### [SHORT PROBLEM]
Retype the records below word for word and omit any image.

### [ITEMS]

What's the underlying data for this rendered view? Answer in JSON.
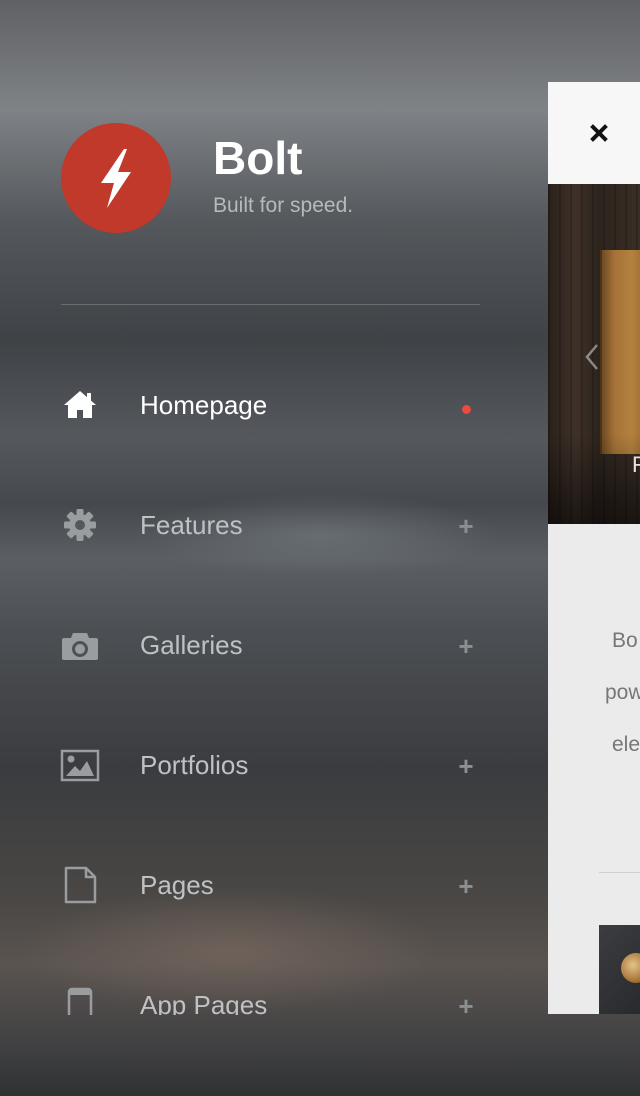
{
  "brand": {
    "name": "Bolt",
    "tagline": "Built for speed.",
    "logo_icon": "lightning-bolt-icon",
    "logo_color": "#c0392b"
  },
  "nav": {
    "active_index": 0,
    "active_indicator_color": "#e74c3c",
    "items": [
      {
        "label": "Homepage",
        "icon": "home-icon",
        "expandable": false,
        "active": true
      },
      {
        "label": "Features",
        "icon": "gear-icon",
        "expandable": true,
        "expand_symbol": "+"
      },
      {
        "label": "Galleries",
        "icon": "camera-icon",
        "expandable": true,
        "expand_symbol": "+"
      },
      {
        "label": "Portfolios",
        "icon": "image-icon",
        "expandable": true,
        "expand_symbol": "+"
      },
      {
        "label": "Pages",
        "icon": "file-icon",
        "expandable": true,
        "expand_symbol": "+"
      },
      {
        "label": "App Pages",
        "icon": "mobile-icon",
        "expandable": true,
        "expand_symbol": "+"
      }
    ]
  },
  "panel": {
    "close_icon": "close-icon",
    "hero": {
      "caption": "F",
      "prev_icon": "chevron-left-icon"
    },
    "intro_lines": [
      "Bo",
      "pow",
      "ele"
    ]
  }
}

### [PROBLEM SOLUTION]
What's the underlying data for this rendered view? Answer in JSON.
{
  "brand": {
    "name": "Bolt",
    "tagline": "Built for speed.",
    "logo_icon": "lightning-bolt-icon",
    "logo_color": "#c0392b"
  },
  "nav": {
    "active_index": 0,
    "active_indicator_color": "#e74c3c",
    "items": [
      {
        "label": "Homepage",
        "icon": "home-icon",
        "expandable": false,
        "active": true
      },
      {
        "label": "Features",
        "icon": "gear-icon",
        "expandable": true,
        "expand_symbol": "+"
      },
      {
        "label": "Galleries",
        "icon": "camera-icon",
        "expandable": true,
        "expand_symbol": "+"
      },
      {
        "label": "Portfolios",
        "icon": "image-icon",
        "expandable": true,
        "expand_symbol": "+"
      },
      {
        "label": "Pages",
        "icon": "file-icon",
        "expandable": true,
        "expand_symbol": "+"
      },
      {
        "label": "App Pages",
        "icon": "mobile-icon",
        "expandable": true,
        "expand_symbol": "+"
      }
    ]
  },
  "panel": {
    "close_icon": "close-icon",
    "hero": {
      "caption": "F",
      "prev_icon": "chevron-left-icon"
    },
    "intro_lines": [
      "Bo",
      "pow",
      "ele"
    ]
  }
}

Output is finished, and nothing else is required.